*** Data for the task ***
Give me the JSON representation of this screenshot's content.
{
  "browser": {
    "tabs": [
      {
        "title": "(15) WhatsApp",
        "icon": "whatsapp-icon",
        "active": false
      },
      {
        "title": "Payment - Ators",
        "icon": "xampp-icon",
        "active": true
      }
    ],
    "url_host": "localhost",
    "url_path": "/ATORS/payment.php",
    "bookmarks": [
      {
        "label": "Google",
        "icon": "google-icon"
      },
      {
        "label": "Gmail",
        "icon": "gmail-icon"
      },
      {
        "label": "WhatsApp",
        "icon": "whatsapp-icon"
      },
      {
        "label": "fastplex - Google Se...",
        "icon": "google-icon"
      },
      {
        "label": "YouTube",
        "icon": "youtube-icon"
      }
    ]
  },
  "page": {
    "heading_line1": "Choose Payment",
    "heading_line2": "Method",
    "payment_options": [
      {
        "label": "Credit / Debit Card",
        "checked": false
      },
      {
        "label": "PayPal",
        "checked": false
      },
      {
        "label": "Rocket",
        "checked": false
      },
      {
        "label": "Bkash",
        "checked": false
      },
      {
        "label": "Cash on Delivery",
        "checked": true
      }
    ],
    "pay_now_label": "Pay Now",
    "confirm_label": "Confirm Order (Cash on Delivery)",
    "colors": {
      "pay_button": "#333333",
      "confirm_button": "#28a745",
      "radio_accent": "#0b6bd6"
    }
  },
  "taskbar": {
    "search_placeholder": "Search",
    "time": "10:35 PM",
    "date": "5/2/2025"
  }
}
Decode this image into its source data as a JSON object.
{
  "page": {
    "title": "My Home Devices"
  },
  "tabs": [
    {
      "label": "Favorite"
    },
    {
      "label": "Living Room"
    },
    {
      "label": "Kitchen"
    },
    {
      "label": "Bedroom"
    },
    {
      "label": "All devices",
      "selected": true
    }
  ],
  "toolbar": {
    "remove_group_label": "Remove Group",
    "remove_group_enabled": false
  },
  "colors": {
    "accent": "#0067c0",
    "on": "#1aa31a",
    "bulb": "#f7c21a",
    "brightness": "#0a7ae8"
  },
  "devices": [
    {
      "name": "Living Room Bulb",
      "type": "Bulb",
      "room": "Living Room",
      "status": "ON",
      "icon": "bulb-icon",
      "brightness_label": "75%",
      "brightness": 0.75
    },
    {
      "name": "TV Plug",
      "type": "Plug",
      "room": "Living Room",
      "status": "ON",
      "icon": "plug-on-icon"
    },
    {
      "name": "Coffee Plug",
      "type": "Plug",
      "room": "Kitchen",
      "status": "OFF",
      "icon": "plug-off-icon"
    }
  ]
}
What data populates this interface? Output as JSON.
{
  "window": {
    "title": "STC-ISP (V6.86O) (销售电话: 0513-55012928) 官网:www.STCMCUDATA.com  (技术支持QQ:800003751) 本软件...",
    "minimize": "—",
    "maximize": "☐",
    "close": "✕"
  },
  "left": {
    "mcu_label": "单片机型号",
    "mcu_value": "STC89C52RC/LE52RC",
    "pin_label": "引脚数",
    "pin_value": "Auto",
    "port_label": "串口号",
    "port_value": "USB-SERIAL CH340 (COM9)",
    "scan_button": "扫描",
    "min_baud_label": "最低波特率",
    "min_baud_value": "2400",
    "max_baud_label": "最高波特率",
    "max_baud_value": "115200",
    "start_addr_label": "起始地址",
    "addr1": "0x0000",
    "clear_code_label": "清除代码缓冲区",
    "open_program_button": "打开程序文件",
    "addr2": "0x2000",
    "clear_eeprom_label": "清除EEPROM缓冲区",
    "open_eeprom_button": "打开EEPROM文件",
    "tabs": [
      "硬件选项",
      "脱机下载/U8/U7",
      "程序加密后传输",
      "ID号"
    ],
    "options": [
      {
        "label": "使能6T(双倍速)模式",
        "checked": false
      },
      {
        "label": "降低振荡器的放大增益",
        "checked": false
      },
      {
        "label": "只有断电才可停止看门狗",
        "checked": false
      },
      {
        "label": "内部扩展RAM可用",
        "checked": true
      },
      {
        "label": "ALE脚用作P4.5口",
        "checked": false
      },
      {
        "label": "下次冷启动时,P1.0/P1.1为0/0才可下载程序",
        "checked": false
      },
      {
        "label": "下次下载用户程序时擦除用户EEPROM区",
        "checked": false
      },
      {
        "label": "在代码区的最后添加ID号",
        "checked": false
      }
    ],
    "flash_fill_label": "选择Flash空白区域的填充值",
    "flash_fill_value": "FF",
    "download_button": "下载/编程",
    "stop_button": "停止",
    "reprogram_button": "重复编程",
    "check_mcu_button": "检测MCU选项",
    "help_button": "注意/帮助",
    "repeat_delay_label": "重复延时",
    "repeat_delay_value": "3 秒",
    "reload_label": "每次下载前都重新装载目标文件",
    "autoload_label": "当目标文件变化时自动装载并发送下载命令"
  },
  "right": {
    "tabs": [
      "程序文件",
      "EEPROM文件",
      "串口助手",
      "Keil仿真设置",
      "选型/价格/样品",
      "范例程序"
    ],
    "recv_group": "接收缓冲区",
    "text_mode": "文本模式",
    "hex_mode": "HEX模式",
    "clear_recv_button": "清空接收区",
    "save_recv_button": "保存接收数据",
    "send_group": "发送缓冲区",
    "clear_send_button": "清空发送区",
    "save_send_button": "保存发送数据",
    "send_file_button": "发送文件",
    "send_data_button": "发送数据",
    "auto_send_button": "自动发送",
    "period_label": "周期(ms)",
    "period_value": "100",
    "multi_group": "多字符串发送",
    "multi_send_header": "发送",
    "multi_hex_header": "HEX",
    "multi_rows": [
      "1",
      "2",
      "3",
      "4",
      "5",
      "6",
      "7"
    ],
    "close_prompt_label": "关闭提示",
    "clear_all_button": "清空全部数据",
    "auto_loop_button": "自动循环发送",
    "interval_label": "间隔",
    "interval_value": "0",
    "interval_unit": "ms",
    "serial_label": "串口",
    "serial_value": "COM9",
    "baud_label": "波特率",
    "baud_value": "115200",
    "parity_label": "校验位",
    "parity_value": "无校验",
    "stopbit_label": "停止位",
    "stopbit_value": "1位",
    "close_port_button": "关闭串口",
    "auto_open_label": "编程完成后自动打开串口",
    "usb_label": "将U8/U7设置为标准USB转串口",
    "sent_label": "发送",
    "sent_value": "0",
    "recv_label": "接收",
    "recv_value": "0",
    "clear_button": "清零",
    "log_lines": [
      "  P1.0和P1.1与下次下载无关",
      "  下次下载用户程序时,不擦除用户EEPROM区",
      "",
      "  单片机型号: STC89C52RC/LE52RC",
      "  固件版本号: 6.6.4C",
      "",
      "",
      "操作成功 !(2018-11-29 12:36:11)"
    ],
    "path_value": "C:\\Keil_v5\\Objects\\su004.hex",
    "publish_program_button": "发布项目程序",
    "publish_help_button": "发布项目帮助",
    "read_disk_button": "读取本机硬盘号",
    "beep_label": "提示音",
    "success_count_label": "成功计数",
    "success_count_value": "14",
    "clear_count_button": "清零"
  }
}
***
What the exercise asks:
Return all of the data precisely as it appears.

Solution for this exercise:
Give me the JSON representation of this screenshot's content.
{
  "browser": {
    "tabs": [
      {
        "title": "(15) WhatsApp",
        "icon": "whatsapp-icon",
        "active": false
      },
      {
        "title": "Payment - Ators",
        "icon": "xampp-icon",
        "active": true
      }
    ],
    "url_host": "localhost",
    "url_path": "/ATORS/payment.php",
    "bookmarks": [
      {
        "label": "Google",
        "icon": "google-icon"
      },
      {
        "label": "Gmail",
        "icon": "gmail-icon"
      },
      {
        "label": "WhatsApp",
        "icon": "whatsapp-icon"
      },
      {
        "label": "fastplex - Google Se...",
        "icon": "google-icon"
      },
      {
        "label": "YouTube",
        "icon": "youtube-icon"
      }
    ]
  },
  "page": {
    "heading_line1": "Choose Payment",
    "heading_line2": "Method",
    "payment_options": [
      {
        "label": "Credit / Debit Card",
        "checked": false
      },
      {
        "label": "PayPal",
        "checked": false
      },
      {
        "label": "Rocket",
        "checked": false
      },
      {
        "label": "Bkash",
        "checked": false
      },
      {
        "label": "Cash on Delivery",
        "checked": true
      }
    ],
    "pay_now_label": "Pay Now",
    "confirm_label": "Confirm Order (Cash on Delivery)",
    "colors": {
      "pay_button": "#333333",
      "confirm_button": "#28a745",
      "radio_accent": "#0b6bd6"
    }
  },
  "taskbar": {
    "search_placeholder": "Search",
    "time": "10:35 PM",
    "date": "5/2/2025"
  }
}
Decode this image into its source data as a JSON object.
{
  "page": {
    "title": "My Home Devices"
  },
  "tabs": [
    {
      "label": "Favorite"
    },
    {
      "label": "Living Room"
    },
    {
      "label": "Kitchen"
    },
    {
      "label": "Bedroom"
    },
    {
      "label": "All devices",
      "selected": true
    }
  ],
  "toolbar": {
    "remove_group_label": "Remove Group",
    "remove_group_enabled": false
  },
  "colors": {
    "accent": "#0067c0",
    "on": "#1aa31a",
    "bulb": "#f7c21a",
    "brightness": "#0a7ae8"
  },
  "devices": [
    {
      "name": "Living Room Bulb",
      "type": "Bulb",
      "room": "Living Room",
      "status": "ON",
      "icon": "bulb-icon",
      "brightness_label": "75%",
      "brightness": 0.75
    },
    {
      "name": "TV Plug",
      "type": "Plug",
      "room": "Living Room",
      "status": "ON",
      "icon": "plug-on-icon"
    },
    {
      "name": "Coffee Plug",
      "type": "Plug",
      "room": "Kitchen",
      "status": "OFF",
      "icon": "plug-off-icon"
    }
  ]
}
What data populates this interface? Output as JSON.
{
  "window": {
    "title": "STC-ISP (V6.86O) (销售电话: 0513-55012928) 官网:www.STCMCUDATA.com  (技术支持QQ:800003751) 本软件...",
    "minimize": "—",
    "maximize": "☐",
    "close": "✕"
  },
  "left": {
    "mcu_label": "单片机型号",
    "mcu_value": "STC89C52RC/LE52RC",
    "pin_label": "引脚数",
    "pin_value": "Auto",
    "port_label": "串口号",
    "port_value": "USB-SERIAL CH340 (COM9)",
    "scan_button": "扫描",
    "min_baud_label": "最低波特率",
    "min_baud_value": "2400",
    "max_baud_label": "最高波特率",
    "max_baud_value": "115200",
    "start_addr_label": "起始地址",
    "addr1": "0x0000",
    "clear_code_label": "清除代码缓冲区",
    "open_program_button": "打开程序文件",
    "addr2": "0x2000",
    "clear_eeprom_label": "清除EEPROM缓冲区",
    "open_eeprom_button": "打开EEPROM文件",
    "tabs": [
      "硬件选项",
      "脱机下载/U8/U7",
      "程序加密后传输",
      "ID号"
    ],
    "options": [
      {
        "label": "使能6T(双倍速)模式",
        "checked": false
      },
      {
        "label": "降低振荡器的放大增益",
        "checked": false
      },
      {
        "label": "只有断电才可停止看门狗",
        "checked": false
      },
      {
        "label": "内部扩展RAM可用",
        "checked": true
      },
      {
        "label": "ALE脚用作P4.5口",
        "checked": false
      },
      {
        "label": "下次冷启动时,P1.0/P1.1为0/0才可下载程序",
        "checked": false
      },
      {
        "label": "下次下载用户程序时擦除用户EEPROM区",
        "checked": false
      },
      {
        "label": "在代码区的最后添加ID号",
        "checked": false
      }
    ],
    "flash_fill_label": "选择Flash空白区域的填充值",
    "flash_fill_value": "FF",
    "download_button": "下载/编程",
    "stop_button": "停止",
    "reprogram_button": "重复编程",
    "check_mcu_button": "检测MCU选项",
    "help_button": "注意/帮助",
    "repeat_delay_label": "重复延时",
    "repeat_delay_value": "3 秒",
    "reload_label": "每次下载前都重新装载目标文件",
    "autoload_label": "当目标文件变化时自动装载并发送下载命令"
  },
  "right": {
    "tabs": [
      "程序文件",
      "EEPROM文件",
      "串口助手",
      "Keil仿真设置",
      "选型/价格/样品",
      "范例程序"
    ],
    "recv_group": "接收缓冲区",
    "text_mode": "文本模式",
    "hex_mode": "HEX模式",
    "clear_recv_button": "清空接收区",
    "save_recv_button": "保存接收数据",
    "send_group": "发送缓冲区",
    "clear_send_button": "清空发送区",
    "save_send_button": "保存发送数据",
    "send_file_button": "发送文件",
    "send_data_button": "发送数据",
    "auto_send_button": "自动发送",
    "period_label": "周期(ms)",
    "period_value": "100",
    "multi_group": "多字符串发送",
    "multi_send_header": "发送",
    "multi_hex_header": "HEX",
    "multi_rows": [
      "1",
      "2",
      "3",
      "4",
      "5",
      "6",
      "7"
    ],
    "close_prompt_label": "关闭提示",
    "clear_all_button": "清空全部数据",
    "auto_loop_button": "自动循环发送",
    "interval_label": "间隔",
    "interval_value": "0",
    "interval_unit": "ms",
    "serial_label": "串口",
    "serial_value": "COM9",
    "baud_label": "波特率",
    "baud_value": "115200",
    "parity_label": "校验位",
    "parity_value": "无校验",
    "stopbit_label": "停止位",
    "stopbit_value": "1位",
    "close_port_button": "关闭串口",
    "auto_open_label": "编程完成后自动打开串口",
    "usb_label": "将U8/U7设置为标准USB转串口",
    "sent_label": "发送",
    "sent_value": "0",
    "recv_label": "接收",
    "recv_value": "0",
    "clear_button": "清零",
    "log_lines": [
      "  P1.0和P1.1与下次下载无关",
      "  下次下载用户程序时,不擦除用户EEPROM区",
      "",
      "  单片机型号: STC89C52RC/LE52RC",
      "  固件版本号: 6.6.4C",
      "",
      "",
      "操作成功 !(2018-11-29 12:36:11)"
    ],
    "path_value": "C:\\Keil_v5\\Objects\\su004.hex",
    "publish_program_button": "发布项目程序",
    "publish_help_button": "发布项目帮助",
    "read_disk_button": "读取本机硬盘号",
    "beep_label": "提示音",
    "success_count_label": "成功计数",
    "success_count_value": "14",
    "clear_count_button": "清零"
  }
}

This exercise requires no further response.